:: GIVEN REQUEST ::
Copy the lines below verbatim, but only from the line containing "Convert this document image to plain text." through the end of the data.

:: GIVEN ENTRIES ::
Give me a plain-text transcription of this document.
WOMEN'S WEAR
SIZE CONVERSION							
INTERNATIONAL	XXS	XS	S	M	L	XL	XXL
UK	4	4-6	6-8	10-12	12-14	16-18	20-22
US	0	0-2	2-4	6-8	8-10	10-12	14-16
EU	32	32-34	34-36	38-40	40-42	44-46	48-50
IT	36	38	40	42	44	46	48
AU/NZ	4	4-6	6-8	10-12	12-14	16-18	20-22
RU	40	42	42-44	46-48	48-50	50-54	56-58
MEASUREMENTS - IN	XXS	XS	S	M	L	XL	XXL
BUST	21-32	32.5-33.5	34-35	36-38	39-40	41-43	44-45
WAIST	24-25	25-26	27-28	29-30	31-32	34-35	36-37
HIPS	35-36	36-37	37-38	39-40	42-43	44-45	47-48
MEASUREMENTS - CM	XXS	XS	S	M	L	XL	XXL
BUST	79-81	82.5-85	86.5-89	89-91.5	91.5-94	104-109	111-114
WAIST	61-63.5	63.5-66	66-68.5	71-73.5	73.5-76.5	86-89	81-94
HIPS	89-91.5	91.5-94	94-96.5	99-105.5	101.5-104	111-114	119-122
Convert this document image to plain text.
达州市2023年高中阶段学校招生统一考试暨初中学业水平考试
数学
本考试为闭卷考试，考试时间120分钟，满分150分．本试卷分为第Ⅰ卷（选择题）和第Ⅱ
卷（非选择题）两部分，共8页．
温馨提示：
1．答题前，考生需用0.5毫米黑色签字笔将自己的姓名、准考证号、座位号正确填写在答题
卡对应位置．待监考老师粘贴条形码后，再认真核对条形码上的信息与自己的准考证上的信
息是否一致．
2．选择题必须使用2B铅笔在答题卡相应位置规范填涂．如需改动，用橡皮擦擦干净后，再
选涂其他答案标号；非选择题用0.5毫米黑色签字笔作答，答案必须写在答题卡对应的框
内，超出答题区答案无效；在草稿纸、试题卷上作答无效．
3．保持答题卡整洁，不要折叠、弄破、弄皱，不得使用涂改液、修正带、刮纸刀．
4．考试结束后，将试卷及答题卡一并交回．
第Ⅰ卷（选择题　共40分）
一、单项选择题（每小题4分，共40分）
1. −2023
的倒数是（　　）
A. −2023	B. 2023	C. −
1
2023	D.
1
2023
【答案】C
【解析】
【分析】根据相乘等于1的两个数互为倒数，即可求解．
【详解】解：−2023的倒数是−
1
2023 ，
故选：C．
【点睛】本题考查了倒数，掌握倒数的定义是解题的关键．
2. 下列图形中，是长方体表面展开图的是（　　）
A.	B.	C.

:: CORRECT OUTPUT ::
Convert this document image to plain text.
达州市2023年高中阶段学校招生统一考试暨初中学业水平考试
数学
本考试为闭卷考试，考试时间120分钟，满分150分．本试卷分为第Ⅰ卷（选择题）和第Ⅱ
卷（非选择题）两部分，共8页．
温馨提示：
1．答题前，考生需用0.5毫米黑色签字笔将自己的姓名、准考证号、座位号正确填写在答题
卡对应位置．待监考老师粘贴条形码后，再认真核对条形码上的信息与自己的准考证上的信
息是否一致．
2．选择题必须使用2B铅笔在答题卡相应位置规范填涂．如需改动，用橡皮擦擦干净后，再
选涂其他答案标号；非选择题用0.5毫米黑色签字笔作答，答案必须写在答题卡对应的框
内，超出答题区答案无效；在草稿纸、试题卷上作答无效．
3．保持答题卡整洁，不要折叠、弄破、弄皱，不得使用涂改液、修正带、刮纸刀．
4．考试结束后，将试卷及答题卡一并交回．
第Ⅰ卷（选择题　共40分）
一、单项选择题（每小题4分，共40分）
1. −2023
的倒数是（　　）
A. −2023	B. 2023	C. −
1
2023	D.
1
2023
【答案】C
【解析】
【分析】根据相乘等于1的两个数互为倒数，即可求解．
【详解】解：−2023的倒数是−
1
2023 ，
故选：C．
【点睛】本题考查了倒数，掌握倒数的定义是解题的关键．
2. 下列图形中，是长方体表面展开图的是（　　）
A.	B.	C.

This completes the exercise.